**Aufgaben**.
• A. Übertrage den Satz „Wichtig ist für mich, dass die Menschen im Vordergrund stehen.“ aus dem Interview ins Englische.
• B. Gib aus dem Interview wortgetreu den Abschnitt wieder, der mit den Worten „Ich finde, das“ beginnt und mit „Wohnung zu ziehen.“ endet.

**Seite**.
★ ★ ★ ★ ★

Ich finde, das ist immer etwas Interpretationssache. Wenn man bei den Jusos ist, muss man nicht alle Positionen vertreten, die da vertreten sind. Wichtig ist für mich, dass die Menschen im Vordergrund stehen. Das heißt: Was haben wir für einen Blick auf den Menschen? Ganz klar: Der Mensch ist gleich, egal ob arm oder reich, männlich oder weiblich, egal welche Religion oder welche Herkunft. Und wir wollen uns dafür einsetzen, dass der Mensch gleich behandelt wird. Das heißt, wir bekämpfen z. B. den Gender-Pay-Gap oder setzen uns für Mietendeckel ein, sodass auch junge Menschen in Städten die Möglichkeit haben, in eine bezahlbare Wohnung zu ziehen.
 
Beim Thema Gleichbehandlung fällt mir das Thema - Stichwort Tönnies - ungleiche Arbeitsbedingungen ein. Welche Rolle spielt für sie die Bekämpfung von Ausbeutung von Arbeitskräften?
 
Eine große Rolle. Gerade Leute, die weniger verdienen, haben das Recht darauf, gleich behandelt und vernünftig bezahlt zu werden sowie vernünftige Arbeitsbedingungen zu haben. Und dafür brauchen Menschen eine Stimme, die sie unterstützt, und Menschen, die auf höheren Ebenen Anträge stellen, die sich dann hoffentlich auch umsetzen lassen.
 
Vor welchen lokalen Problemen stehen Sie als SPD-Vorsitzende in Osterholz-Scharmbeck?
 
Wir stehen natürlich alle vor derselben Herausforderung und das ist die Corona-Situation und die vermischt sich auch mit der im nächsten Jahr anstehenden Herausforderung: die Kommunalwahlen. Das heißt, wie können wir einen Wahlkampf gestalten, der sowohl coronakonform ist als auch den Kontakt mit den Menschen ermöglicht, um deren Wünsche aufgreifen zu können. Eine erste konkrete Idee ist das Projekt „Zugehört“, in dem wir als SPD und Jusos Wohnorte in ganz Osterholz-Scharmbeck besuchen, vor Ort klingeln und mit den Menschen darüber sprechen, was sie vor Ort ärgert und was sie sich wünschen würden. Daraus entstehen ein Brief an den Bürgermeister und Anträge, die die SPD im Stadtrat stellt, die dann umgesetzt werden sollen.

★ ★ ★ ★ ★

Einträge aus einer Datenquelle:

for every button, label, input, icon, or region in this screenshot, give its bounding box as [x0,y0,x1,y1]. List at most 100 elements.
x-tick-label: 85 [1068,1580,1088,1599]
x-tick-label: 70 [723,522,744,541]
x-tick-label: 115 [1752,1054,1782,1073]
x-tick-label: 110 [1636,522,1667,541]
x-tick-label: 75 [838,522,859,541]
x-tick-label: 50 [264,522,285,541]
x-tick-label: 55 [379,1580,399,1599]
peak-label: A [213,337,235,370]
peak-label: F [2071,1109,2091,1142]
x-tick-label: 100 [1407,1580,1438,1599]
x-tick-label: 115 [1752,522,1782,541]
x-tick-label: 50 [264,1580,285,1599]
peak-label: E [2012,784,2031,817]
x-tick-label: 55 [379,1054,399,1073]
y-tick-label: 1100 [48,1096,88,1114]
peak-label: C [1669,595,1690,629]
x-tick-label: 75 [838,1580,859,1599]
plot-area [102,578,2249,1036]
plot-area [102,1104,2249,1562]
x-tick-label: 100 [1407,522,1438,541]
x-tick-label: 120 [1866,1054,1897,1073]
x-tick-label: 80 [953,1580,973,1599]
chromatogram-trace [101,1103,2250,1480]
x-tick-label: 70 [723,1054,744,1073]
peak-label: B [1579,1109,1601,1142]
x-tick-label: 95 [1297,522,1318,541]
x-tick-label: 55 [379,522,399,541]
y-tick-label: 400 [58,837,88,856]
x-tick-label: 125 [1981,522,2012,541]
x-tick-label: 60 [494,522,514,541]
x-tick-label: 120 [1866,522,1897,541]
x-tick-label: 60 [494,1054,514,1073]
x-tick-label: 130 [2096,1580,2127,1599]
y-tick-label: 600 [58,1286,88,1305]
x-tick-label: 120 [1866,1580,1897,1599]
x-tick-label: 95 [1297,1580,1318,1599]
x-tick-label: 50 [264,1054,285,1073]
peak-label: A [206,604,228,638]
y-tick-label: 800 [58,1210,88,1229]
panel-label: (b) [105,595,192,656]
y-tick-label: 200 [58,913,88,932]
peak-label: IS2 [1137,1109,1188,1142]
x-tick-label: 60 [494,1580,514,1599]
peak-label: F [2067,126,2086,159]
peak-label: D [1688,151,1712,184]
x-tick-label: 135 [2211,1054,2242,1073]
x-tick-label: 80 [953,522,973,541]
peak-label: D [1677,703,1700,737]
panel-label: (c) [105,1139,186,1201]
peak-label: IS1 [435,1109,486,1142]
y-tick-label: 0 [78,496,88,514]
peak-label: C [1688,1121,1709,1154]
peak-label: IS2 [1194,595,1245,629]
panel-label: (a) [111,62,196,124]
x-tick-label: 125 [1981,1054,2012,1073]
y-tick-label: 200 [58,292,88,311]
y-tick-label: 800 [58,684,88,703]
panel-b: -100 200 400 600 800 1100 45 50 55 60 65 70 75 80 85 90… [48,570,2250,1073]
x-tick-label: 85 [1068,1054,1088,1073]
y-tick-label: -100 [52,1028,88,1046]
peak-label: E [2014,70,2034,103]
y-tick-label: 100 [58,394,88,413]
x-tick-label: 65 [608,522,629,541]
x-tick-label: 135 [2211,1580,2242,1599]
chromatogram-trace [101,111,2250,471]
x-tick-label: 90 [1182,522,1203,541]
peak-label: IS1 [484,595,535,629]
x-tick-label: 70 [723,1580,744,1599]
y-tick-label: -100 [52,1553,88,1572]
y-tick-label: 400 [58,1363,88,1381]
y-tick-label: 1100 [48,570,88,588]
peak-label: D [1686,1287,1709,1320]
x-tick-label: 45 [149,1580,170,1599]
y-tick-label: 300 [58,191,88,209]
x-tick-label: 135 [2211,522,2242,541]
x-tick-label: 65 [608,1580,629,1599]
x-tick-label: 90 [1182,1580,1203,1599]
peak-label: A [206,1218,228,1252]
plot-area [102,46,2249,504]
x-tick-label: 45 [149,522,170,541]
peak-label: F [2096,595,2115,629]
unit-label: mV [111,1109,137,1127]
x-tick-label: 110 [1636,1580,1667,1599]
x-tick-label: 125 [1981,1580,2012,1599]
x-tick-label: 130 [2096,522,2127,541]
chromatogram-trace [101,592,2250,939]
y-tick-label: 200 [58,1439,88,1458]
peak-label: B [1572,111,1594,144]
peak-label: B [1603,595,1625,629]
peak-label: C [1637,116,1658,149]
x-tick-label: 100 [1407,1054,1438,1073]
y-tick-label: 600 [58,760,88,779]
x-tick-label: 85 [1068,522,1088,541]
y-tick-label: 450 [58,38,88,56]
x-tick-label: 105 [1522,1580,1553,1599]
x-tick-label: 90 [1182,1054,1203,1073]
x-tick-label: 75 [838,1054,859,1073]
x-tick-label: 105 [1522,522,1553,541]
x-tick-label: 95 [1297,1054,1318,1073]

★ ★ ★ ★ ★

**Ergebnisse**.
• A. What matters to me is that people come first.

• B.
Ich finde, das ist immer etwas Interpretationssache. Wenn man bei den Jusos ist, muss man nicht alle Positionen vertreten, die da vertreten sind. Wichtig ist für mich, dass die Menschen im Vordergrund stehen. Das heißt: Was haben wir für einen Blick auf den Menschen? Ganz klar: Der Mensch ist gleich, egal ob arm oder reich, männlich oder weiblich, egal welche Religion oder welche Herkunft. Und wir wollen uns dafür einsetzen, dass der Mensch gleich behandelt wird. Das heißt, wir bekämpfen z. B. den Gender-Pay-Gap oder setzen uns für Mietendeckel ein, sodass auch junge Menschen in Städten die Möglichkeit haben, in eine bezahlbare Wohnung zu ziehen.